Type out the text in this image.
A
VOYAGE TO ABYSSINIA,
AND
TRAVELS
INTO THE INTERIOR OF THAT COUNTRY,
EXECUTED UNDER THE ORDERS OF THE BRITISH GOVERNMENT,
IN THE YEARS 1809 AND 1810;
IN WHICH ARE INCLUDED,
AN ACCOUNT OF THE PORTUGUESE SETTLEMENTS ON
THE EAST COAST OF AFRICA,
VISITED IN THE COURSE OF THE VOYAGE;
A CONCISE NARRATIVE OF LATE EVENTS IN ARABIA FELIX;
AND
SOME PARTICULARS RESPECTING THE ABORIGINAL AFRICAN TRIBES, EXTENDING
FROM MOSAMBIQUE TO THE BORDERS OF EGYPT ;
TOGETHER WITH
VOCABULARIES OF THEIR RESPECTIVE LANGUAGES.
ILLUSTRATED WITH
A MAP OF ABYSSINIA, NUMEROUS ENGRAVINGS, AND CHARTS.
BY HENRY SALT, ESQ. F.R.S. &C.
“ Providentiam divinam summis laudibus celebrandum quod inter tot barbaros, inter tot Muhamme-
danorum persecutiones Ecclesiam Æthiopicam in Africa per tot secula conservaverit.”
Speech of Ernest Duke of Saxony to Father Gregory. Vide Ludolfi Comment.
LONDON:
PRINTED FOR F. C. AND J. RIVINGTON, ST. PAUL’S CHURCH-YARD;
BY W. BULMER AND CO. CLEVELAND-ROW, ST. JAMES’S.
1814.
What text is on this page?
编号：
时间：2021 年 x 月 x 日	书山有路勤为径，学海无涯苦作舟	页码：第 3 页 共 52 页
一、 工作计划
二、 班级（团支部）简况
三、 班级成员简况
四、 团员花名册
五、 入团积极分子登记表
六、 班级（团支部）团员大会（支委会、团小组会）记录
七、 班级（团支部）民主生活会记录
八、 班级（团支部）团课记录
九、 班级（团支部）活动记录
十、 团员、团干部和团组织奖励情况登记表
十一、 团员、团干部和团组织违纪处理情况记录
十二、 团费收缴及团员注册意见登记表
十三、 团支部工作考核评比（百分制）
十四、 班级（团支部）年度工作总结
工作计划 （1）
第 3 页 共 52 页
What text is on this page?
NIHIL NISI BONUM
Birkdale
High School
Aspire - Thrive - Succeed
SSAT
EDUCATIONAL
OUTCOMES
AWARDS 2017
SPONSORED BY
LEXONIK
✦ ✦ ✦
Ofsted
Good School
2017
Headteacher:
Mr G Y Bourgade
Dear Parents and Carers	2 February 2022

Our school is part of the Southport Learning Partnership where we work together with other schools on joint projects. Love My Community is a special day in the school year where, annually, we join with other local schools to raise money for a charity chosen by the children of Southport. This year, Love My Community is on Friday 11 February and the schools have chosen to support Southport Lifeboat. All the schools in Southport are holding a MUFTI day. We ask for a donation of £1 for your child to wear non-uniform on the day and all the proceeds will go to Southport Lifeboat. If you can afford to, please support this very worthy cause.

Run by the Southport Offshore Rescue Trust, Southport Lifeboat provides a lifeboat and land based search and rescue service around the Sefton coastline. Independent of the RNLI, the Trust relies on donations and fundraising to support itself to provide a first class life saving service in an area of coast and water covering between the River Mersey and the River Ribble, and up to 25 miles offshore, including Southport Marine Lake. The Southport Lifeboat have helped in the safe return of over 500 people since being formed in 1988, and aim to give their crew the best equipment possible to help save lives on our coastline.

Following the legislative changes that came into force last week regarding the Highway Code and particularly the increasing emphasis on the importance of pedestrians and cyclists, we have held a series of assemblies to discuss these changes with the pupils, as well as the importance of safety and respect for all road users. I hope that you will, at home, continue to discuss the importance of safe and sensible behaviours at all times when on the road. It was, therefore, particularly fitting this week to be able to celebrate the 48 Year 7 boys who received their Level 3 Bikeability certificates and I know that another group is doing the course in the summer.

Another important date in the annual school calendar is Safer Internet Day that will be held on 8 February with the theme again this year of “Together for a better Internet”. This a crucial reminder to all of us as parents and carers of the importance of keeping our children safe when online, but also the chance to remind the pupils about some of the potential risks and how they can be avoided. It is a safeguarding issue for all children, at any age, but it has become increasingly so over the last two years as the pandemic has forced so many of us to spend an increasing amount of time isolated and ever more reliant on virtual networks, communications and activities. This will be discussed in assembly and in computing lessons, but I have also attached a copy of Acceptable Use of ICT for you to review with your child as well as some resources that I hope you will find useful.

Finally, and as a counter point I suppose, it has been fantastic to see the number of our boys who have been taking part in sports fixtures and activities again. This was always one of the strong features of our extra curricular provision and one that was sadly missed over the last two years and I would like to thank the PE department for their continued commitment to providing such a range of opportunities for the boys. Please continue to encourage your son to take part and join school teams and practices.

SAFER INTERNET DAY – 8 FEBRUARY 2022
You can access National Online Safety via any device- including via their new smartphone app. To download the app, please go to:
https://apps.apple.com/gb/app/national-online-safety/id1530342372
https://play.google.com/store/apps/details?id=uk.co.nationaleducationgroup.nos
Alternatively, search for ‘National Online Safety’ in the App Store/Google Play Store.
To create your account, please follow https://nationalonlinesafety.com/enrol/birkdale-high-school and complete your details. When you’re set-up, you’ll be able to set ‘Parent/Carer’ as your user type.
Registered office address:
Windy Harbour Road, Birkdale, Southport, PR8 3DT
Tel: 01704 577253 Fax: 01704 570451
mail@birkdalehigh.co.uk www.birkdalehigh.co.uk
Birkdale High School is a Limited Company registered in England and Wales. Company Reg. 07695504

Task description
Nothing in the listing may be changed; retype it all exactly.

Solution to this task
Type out the text in this image.
A
VOYAGE TO ABYSSINIA,
AND
TRAVELS
INTO THE INTERIOR OF THAT COUNTRY,
EXECUTED UNDER THE ORDERS OF THE BRITISH GOVERNMENT,
IN THE YEARS 1809 AND 1810;
IN WHICH ARE INCLUDED,
AN ACCOUNT OF THE PORTUGUESE SETTLEMENTS ON
THE EAST COAST OF AFRICA,
VISITED IN THE COURSE OF THE VOYAGE;
A CONCISE NARRATIVE OF LATE EVENTS IN ARABIA FELIX;
AND
SOME PARTICULARS RESPECTING THE ABORIGINAL AFRICAN TRIBES, EXTENDING
FROM MOSAMBIQUE TO THE BORDERS OF EGYPT ;
TOGETHER WITH
VOCABULARIES OF THEIR RESPECTIVE LANGUAGES.
ILLUSTRATED WITH
A MAP OF ABYSSINIA, NUMEROUS ENGRAVINGS, AND CHARTS.
BY HENRY SALT, ESQ. F.R.S. &C.
“ Providentiam divinam summis laudibus celebrandum quod inter tot barbaros, inter tot Muhamme-
danorum persecutiones Ecclesiam Æthiopicam in Africa per tot secula conservaverit.”
Speech of Ernest Duke of Saxony to Father Gregory. Vide Ludolfi Comment.
LONDON:
PRINTED FOR F. C. AND J. RIVINGTON, ST. PAUL’S CHURCH-YARD;
BY W. BULMER AND CO. CLEVELAND-ROW, ST. JAMES’S.
1814.
What text is on this page?
编号：
时间：2021 年 x 月 x 日	书山有路勤为径，学海无涯苦作舟	页码：第 3 页 共 52 页
一、 工作计划
二、 班级（团支部）简况
三、 班级成员简况
四、 团员花名册
五、 入团积极分子登记表
六、 班级（团支部）团员大会（支委会、团小组会）记录
七、 班级（团支部）民主生活会记录
八、 班级（团支部）团课记录
九、 班级（团支部）活动记录
十、 团员、团干部和团组织奖励情况登记表
十一、 团员、团干部和团组织违纪处理情况记录
十二、 团费收缴及团员注册意见登记表
十三、 团支部工作考核评比（百分制）
十四、 班级（团支部）年度工作总结
工作计划 （1）
第 3 页 共 52 页
What text is on this page?
NIHIL NISI BONUM
Birkdale
High School
Aspire - Thrive - Succeed
SSAT
EDUCATIONAL
OUTCOMES
AWARDS 2017
SPONSORED BY
LEXONIK
✦ ✦ ✦
Ofsted
Good School
2017
Headteacher:
Mr G Y Bourgade
Dear Parents and Carers	2 February 2022

Our school is part of the Southport Learning Partnership where we work together with other schools on joint projects. Love My Community is a special day in the school year where, annually, we join with other local schools to raise money for a charity chosen by the children of Southport. This year, Love My Community is on Friday 11 February and the schools have chosen to support Southport Lifeboat. All the schools in Southport are holding a MUFTI day. We ask for a donation of £1 for your child to wear non-uniform on the day and all the proceeds will go to Southport Lifeboat. If you can afford to, please support this very worthy cause.

Run by the Southport Offshore Rescue Trust, Southport Lifeboat provides a lifeboat and land based search and rescue service around the Sefton coastline. Independent of the RNLI, the Trust relies on donations and fundraising to support itself to provide a first class life saving service in an area of coast and water covering between the River Mersey and the River Ribble, and up to 25 miles offshore, including Southport Marine Lake. The Southport Lifeboat have helped in the safe return of over 500 people since being formed in 1988, and aim to give their crew the best equipment possible to help save lives on our coastline.

Following the legislative changes that came into force last week regarding the Highway Code and particularly the increasing emphasis on the importance of pedestrians and cyclists, we have held a series of assemblies to discuss these changes with the pupils, as well as the importance of safety and respect for all road users. I hope that you will, at home, continue to discuss the importance of safe and sensible behaviours at all times when on the road. It was, therefore, particularly fitting this week to be able to celebrate the 48 Year 7 boys who received their Level 3 Bikeability certificates and I know that another group is doing the course in the summer.

Another important date in the annual school calendar is Safer Internet Day that will be held on 8 February with the theme again this year of “Together for a better Internet”. This a crucial reminder to all of us as parents and carers of the importance of keeping our children safe when online, but also the chance to remind the pupils about some of the potential risks and how they can be avoided. It is a safeguarding issue for all children, at any age, but it has become increasingly so over the last two years as the pandemic has forced so many of us to spend an increasing amount of time isolated and ever more reliant on virtual networks, communications and activities. This will be discussed in assembly and in computing lessons, but I have also attached a copy of Acceptable Use of ICT for you to review with your child as well as some resources that I hope you will find useful.

Finally, and as a counter point I suppose, it has been fantastic to see the number of our boys who have been taking part in sports fixtures and activities again. This was always one of the strong features of our extra curricular provision and one that was sadly missed over the last two years and I would like to thank the PE department for their continued commitment to providing such a range of opportunities for the boys. Please continue to encourage your son to take part and join school teams and practices.

SAFER INTERNET DAY – 8 FEBRUARY 2022
You can access National Online Safety via any device- including via their new smartphone app. To download the app, please go to:
https://apps.apple.com/gb/app/national-online-safety/id1530342372
https://play.google.com/store/apps/details?id=uk.co.nationaleducationgroup.nos
Alternatively, search for ‘National Online Safety’ in the App Store/Google Play Store.
To create your account, please follow https://nationalonlinesafety.com/enrol/birkdale-high-school and complete your details. When you’re set-up, you’ll be able to set ‘Parent/Carer’ as your user type.
Registered office address:
Windy Harbour Road, Birkdale, Southport, PR8 3DT
Tel: 01704 577253 Fax: 01704 570451
mail@birkdalehigh.co.uk www.birkdalehigh.co.uk
Birkdale High School is a Limited Company registered in England and Wales. Company Reg. 07695504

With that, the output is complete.